* _WHAT YOU ARE ASKED TO DO_: Below are records. Copy every line with "Connection" in it.

::::::::::

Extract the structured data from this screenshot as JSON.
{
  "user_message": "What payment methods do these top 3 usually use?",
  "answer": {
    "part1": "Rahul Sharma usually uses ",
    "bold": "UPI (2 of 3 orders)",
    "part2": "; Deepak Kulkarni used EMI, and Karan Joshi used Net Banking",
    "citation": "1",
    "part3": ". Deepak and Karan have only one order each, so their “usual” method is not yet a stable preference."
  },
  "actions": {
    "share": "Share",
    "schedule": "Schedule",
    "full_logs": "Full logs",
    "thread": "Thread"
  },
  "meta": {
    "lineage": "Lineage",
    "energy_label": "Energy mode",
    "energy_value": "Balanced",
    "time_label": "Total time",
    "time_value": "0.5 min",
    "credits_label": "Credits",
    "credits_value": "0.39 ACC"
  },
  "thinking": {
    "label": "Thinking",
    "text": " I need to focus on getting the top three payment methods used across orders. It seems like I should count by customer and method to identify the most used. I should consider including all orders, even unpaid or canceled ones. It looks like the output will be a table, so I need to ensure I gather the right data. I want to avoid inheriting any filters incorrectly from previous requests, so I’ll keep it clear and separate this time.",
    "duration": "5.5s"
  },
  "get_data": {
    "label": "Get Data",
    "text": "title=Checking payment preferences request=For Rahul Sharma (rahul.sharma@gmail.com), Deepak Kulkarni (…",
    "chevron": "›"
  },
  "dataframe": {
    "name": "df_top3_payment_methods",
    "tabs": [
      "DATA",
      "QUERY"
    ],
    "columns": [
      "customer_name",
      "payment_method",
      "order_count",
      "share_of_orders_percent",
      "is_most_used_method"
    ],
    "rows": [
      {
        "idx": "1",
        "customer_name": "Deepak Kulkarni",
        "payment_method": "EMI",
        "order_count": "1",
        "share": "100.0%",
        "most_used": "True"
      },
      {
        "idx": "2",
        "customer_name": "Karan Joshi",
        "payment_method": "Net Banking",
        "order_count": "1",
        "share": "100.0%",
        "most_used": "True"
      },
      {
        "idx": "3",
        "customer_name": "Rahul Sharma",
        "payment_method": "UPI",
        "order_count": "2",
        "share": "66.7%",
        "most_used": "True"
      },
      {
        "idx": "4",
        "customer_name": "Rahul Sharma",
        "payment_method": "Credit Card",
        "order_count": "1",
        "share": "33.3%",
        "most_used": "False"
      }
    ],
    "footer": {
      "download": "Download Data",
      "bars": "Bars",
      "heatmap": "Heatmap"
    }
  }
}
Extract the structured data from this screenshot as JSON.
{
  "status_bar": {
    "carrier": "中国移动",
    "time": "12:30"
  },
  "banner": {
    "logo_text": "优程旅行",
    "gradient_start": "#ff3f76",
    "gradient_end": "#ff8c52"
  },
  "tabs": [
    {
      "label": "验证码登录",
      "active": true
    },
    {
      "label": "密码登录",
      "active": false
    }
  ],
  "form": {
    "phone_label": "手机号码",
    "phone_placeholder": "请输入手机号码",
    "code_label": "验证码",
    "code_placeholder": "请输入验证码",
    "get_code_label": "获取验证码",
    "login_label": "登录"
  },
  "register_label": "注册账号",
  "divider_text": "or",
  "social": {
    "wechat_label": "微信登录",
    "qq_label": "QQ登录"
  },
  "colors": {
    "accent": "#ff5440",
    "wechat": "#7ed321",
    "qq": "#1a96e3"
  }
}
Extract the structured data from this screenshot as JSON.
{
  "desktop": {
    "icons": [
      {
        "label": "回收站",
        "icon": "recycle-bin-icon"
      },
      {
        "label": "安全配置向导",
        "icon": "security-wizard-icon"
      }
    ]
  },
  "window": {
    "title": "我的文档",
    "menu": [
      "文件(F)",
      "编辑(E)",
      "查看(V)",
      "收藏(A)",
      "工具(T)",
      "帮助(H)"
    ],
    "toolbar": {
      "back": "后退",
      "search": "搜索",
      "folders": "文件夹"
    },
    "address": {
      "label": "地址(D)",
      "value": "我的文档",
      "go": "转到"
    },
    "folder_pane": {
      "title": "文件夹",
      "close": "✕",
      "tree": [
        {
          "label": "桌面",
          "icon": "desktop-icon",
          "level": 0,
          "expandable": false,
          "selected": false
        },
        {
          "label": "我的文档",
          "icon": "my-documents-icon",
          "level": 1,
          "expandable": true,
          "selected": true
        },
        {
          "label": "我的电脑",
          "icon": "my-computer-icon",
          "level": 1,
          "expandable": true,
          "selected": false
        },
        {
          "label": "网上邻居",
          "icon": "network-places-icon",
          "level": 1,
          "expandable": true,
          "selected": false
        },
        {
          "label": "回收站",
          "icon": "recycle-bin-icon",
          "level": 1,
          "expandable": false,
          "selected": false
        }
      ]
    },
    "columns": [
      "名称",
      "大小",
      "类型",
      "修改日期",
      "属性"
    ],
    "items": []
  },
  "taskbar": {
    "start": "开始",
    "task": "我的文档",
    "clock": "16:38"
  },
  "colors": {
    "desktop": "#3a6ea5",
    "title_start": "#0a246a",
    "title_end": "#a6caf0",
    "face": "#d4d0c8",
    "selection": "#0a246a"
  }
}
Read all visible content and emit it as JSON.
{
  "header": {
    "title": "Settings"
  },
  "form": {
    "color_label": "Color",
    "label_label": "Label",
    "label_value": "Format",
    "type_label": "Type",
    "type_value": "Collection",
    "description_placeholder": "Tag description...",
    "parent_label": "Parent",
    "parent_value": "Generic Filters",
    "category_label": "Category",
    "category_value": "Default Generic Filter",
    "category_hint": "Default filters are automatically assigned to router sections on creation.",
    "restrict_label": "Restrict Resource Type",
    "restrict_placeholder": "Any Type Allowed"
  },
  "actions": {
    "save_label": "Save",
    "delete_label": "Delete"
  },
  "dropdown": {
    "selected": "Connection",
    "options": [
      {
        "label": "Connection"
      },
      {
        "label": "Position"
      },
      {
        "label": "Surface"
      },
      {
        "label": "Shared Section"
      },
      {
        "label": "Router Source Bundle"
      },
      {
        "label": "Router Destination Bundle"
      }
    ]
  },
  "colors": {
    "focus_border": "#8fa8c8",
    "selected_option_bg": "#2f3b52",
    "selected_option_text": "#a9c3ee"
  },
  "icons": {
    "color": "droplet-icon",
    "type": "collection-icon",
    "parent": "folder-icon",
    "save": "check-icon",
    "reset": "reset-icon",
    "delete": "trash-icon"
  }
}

::::::::::

* _RESPONSE TO THE EXERCISE_:
    "selected": "Connection",
        "label": "Connection"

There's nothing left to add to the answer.